**REQUEST**
Look through the data and write out every line with the word "culture" in it.

Data records
━━━
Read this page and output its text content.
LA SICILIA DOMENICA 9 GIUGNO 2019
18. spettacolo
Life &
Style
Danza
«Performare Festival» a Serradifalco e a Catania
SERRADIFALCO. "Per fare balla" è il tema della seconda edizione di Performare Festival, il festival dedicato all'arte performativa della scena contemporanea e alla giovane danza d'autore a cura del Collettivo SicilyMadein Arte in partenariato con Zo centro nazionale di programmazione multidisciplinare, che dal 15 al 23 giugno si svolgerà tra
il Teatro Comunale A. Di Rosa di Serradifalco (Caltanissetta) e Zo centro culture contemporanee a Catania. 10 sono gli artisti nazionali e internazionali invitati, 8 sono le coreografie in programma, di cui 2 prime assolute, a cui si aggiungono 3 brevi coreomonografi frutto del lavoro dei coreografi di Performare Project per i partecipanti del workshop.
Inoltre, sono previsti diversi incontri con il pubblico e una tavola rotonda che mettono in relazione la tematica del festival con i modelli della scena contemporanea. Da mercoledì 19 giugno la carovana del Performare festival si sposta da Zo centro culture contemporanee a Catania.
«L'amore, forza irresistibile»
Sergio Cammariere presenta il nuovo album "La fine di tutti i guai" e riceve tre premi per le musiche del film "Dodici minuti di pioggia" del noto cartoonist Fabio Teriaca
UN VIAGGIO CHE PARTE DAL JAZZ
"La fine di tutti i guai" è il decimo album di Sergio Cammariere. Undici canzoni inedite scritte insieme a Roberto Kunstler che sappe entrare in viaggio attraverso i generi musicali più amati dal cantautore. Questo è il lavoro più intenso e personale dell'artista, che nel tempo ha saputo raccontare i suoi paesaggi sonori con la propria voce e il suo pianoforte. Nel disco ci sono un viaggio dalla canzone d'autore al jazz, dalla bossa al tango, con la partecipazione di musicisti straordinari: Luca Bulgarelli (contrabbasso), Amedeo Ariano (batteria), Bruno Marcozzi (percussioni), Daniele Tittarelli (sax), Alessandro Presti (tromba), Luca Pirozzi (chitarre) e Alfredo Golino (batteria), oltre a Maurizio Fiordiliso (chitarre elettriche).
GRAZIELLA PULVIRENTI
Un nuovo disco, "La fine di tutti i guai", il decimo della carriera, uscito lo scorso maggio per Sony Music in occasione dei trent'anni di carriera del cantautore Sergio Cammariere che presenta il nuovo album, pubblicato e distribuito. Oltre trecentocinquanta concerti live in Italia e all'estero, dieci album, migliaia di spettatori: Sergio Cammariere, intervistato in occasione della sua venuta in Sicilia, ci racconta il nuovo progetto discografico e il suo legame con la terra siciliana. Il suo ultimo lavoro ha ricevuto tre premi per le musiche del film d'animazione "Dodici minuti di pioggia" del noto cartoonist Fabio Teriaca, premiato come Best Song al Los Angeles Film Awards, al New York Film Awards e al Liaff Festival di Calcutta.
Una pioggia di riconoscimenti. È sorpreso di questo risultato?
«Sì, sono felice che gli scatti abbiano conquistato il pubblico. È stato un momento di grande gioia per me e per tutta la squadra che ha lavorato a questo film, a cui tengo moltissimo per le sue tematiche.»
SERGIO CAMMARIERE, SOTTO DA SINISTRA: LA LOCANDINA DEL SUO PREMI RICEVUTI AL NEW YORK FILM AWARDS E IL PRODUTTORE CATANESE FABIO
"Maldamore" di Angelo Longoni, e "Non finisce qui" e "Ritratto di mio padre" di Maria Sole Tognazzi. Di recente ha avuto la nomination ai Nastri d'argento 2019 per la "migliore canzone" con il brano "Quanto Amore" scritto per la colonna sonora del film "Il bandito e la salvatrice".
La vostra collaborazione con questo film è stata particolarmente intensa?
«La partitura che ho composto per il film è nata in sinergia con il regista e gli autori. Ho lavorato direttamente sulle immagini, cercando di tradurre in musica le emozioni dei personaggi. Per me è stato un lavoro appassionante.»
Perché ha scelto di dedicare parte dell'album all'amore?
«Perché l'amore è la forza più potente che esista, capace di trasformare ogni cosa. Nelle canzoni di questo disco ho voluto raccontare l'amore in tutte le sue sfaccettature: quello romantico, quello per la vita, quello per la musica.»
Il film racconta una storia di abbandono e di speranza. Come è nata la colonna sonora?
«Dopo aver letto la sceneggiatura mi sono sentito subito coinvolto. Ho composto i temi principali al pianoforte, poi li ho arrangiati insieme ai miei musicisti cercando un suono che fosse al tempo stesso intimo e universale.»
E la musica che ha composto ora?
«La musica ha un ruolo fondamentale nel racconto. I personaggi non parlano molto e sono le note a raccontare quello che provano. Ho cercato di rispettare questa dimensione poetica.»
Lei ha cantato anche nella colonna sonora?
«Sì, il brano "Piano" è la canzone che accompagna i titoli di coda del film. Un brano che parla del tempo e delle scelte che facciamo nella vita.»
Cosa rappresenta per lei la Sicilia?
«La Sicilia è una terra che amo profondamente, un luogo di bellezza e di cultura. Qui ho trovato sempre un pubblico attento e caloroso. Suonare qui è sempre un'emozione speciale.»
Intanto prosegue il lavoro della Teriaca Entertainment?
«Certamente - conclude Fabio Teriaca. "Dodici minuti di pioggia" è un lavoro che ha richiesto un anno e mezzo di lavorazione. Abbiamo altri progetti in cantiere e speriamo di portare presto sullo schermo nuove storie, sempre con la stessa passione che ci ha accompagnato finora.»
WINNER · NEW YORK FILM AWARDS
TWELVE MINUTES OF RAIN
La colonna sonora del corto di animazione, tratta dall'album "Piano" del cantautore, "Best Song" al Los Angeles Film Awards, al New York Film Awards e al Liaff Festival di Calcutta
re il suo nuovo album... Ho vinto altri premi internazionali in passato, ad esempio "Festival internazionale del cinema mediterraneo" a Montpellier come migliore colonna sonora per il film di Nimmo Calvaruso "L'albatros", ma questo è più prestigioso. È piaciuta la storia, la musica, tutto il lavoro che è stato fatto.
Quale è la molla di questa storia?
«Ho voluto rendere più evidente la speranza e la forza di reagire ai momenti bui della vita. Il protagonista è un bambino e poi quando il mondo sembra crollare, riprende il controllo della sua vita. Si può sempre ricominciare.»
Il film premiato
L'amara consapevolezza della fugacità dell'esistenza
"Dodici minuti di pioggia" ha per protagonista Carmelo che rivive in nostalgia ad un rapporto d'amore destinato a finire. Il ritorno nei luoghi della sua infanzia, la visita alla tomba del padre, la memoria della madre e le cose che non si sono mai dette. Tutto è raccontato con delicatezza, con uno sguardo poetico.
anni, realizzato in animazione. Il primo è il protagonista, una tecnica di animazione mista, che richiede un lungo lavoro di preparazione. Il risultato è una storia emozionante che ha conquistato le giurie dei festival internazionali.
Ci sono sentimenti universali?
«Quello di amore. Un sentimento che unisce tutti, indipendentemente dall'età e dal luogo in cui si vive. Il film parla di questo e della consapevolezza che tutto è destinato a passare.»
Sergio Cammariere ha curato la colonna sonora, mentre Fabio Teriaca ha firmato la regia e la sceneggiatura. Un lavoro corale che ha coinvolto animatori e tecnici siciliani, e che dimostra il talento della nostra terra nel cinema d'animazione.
━━━
**ANSWER TO THE PROBLEM**
il Teatro Comunale A. Di Rosa di Serradifalco (Caltanissetta) e Zo centro culture contemporanee a Catania. 10 sono gli artisti nazionali e internazionali invitati, 8 sono le coreografie in programma, di cui 2 prime assolute, a cui si aggiungono 3 brevi coreomonografi frutto del lavoro dei coreografi di Performare Project per i partecipanti del workshop.
Inoltre, sono previsti diversi incontri con il pubblico e una tavola rotonda che mettono in relazione la tematica del festival con i modelli della scena contemporanea. Da mercoledì 19 giugno la carovana del Performare festival si sposta da Zo centro culture contemporanee a Catania.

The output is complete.